Records from a data source
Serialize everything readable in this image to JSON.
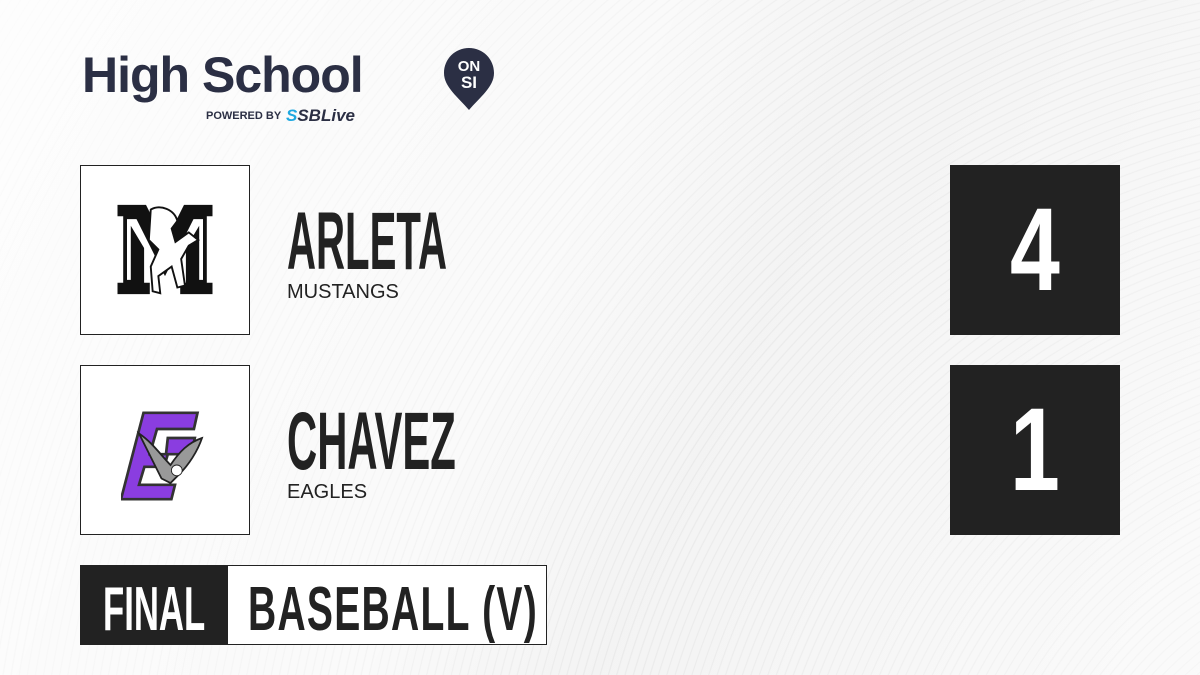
{
  "brand": {
    "title": "High School",
    "badge_top": "ON",
    "badge_bottom": "SI",
    "powered_by": "POWERED BY",
    "partner_prefix": "S",
    "partner": "SBLive"
  },
  "teams": [
    {
      "name": "ARLETA",
      "mascot": "MUSTANGS",
      "score": "4",
      "logo": "mustang-logo"
    },
    {
      "name": "CHAVEZ",
      "mascot": "EAGLES",
      "score": "1",
      "logo": "eagle-logo",
      "logo_color": "#8a3de0"
    }
  ],
  "game": {
    "status": "FINAL",
    "sport": "BASEBALL (V)"
  },
  "colors": {
    "dark": "#222222",
    "brand": "#2b2f44",
    "accent": "#1fa8e0"
  }
}
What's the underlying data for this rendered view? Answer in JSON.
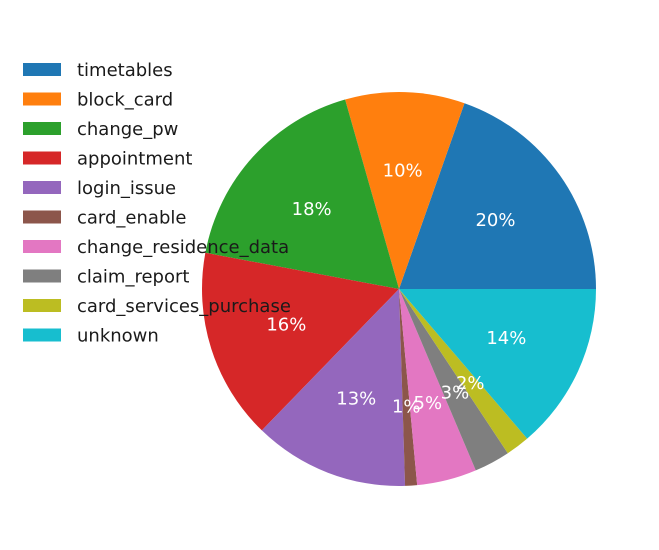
{
  "chart_data": {
    "type": "pie",
    "title": "",
    "start_angle_deg": 0,
    "direction": "counterclockwise",
    "legend_placement": "top-left",
    "slices": [
      {
        "label": "timetables",
        "value": 20,
        "pct_label": "20%",
        "color": "#1f77b4"
      },
      {
        "label": "block_card",
        "value": 10,
        "pct_label": "10%",
        "color": "#ff7f0e"
      },
      {
        "label": "change_pw",
        "value": 18,
        "pct_label": "18%",
        "color": "#2ca02c"
      },
      {
        "label": "appointment",
        "value": 16,
        "pct_label": "16%",
        "color": "#d62728"
      },
      {
        "label": "login_issue",
        "value": 13,
        "pct_label": "13%",
        "color": "#9467bd"
      },
      {
        "label": "card_enable",
        "value": 1,
        "pct_label": "1%",
        "color": "#8c564b"
      },
      {
        "label": "change_residence_data",
        "value": 5,
        "pct_label": "5%",
        "color": "#e377c2"
      },
      {
        "label": "claim_report",
        "value": 3,
        "pct_label": "3%",
        "color": "#7f7f7f"
      },
      {
        "label": "card_services_purchase",
        "value": 2,
        "pct_label": "2%",
        "color": "#bcbd22"
      },
      {
        "label": "unknown",
        "value": 14,
        "pct_label": "14%",
        "color": "#17becf"
      }
    ]
  }
}
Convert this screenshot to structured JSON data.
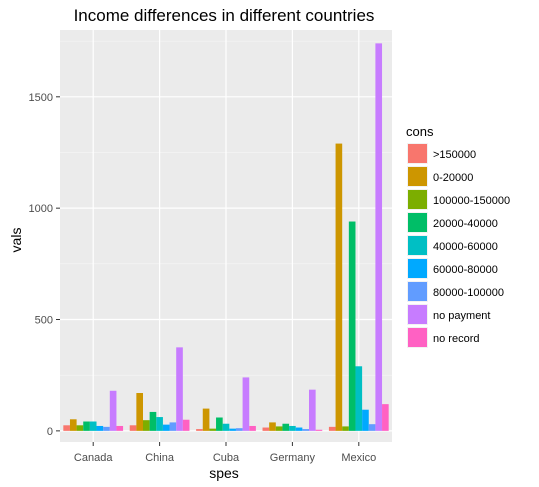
{
  "chart_data": {
    "type": "bar",
    "title": "Income differences in different countries",
    "xlabel": "spes",
    "ylabel": "vals",
    "ylim": [
      -50,
      1800
    ],
    "yticks": [
      0,
      500,
      1000,
      1500
    ],
    "grid": true,
    "legend_position": "right",
    "legend_title": "cons",
    "categories": [
      "Canada",
      "China",
      "Cuba",
      "Germany",
      "Mexico"
    ],
    "series": [
      {
        "name": ">150000",
        "color": "#F8766D",
        "values": [
          25,
          25,
          8,
          15,
          18
        ]
      },
      {
        "name": "0-20000",
        "color": "#CD9600",
        "values": [
          52,
          170,
          100,
          38,
          1290
        ]
      },
      {
        "name": "100000-150000",
        "color": "#7CAE00",
        "values": [
          25,
          48,
          10,
          20,
          20
        ]
      },
      {
        "name": "20000-40000",
        "color": "#00BE67",
        "values": [
          42,
          85,
          60,
          32,
          940
        ]
      },
      {
        "name": "40000-60000",
        "color": "#00BFC4",
        "values": [
          42,
          62,
          32,
          22,
          290
        ]
      },
      {
        "name": "60000-80000",
        "color": "#00A9FF",
        "values": [
          22,
          28,
          10,
          15,
          95
        ]
      },
      {
        "name": "80000-100000",
        "color": "#619CFF",
        "values": [
          18,
          38,
          12,
          8,
          30
        ]
      },
      {
        "name": "no payment",
        "color": "#C77CFF",
        "values": [
          180,
          375,
          240,
          185,
          1740
        ]
      },
      {
        "name": "no record",
        "color": "#FF61C3",
        "values": [
          22,
          50,
          22,
          5,
          120
        ]
      }
    ]
  }
}
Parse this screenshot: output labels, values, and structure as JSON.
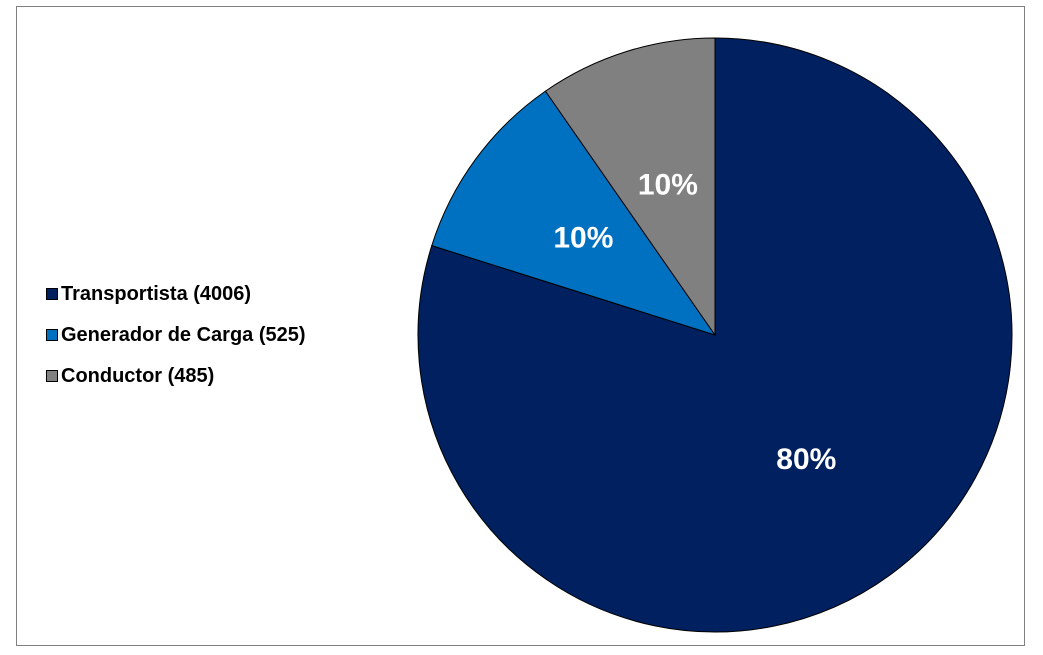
{
  "chart_data": {
    "type": "pie",
    "slices": [
      {
        "name": "Transportista (4006)",
        "value": 4006,
        "percent_label": "80%",
        "color": "#002060"
      },
      {
        "name": "Generador de Carga (525)",
        "value": 525,
        "percent_label": "10%",
        "color": "#0070C0"
      },
      {
        "name": "Conductor (485)",
        "value": 485,
        "percent_label": "10%",
        "color": "#808080"
      }
    ],
    "start_angle": "12 o'clock",
    "direction": "clockwise",
    "legend_position": "left"
  }
}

-- TASK STATEMENT --
Give only the number of lines above that hold the string "direction".

-- WRITTEN RESPONSE --
2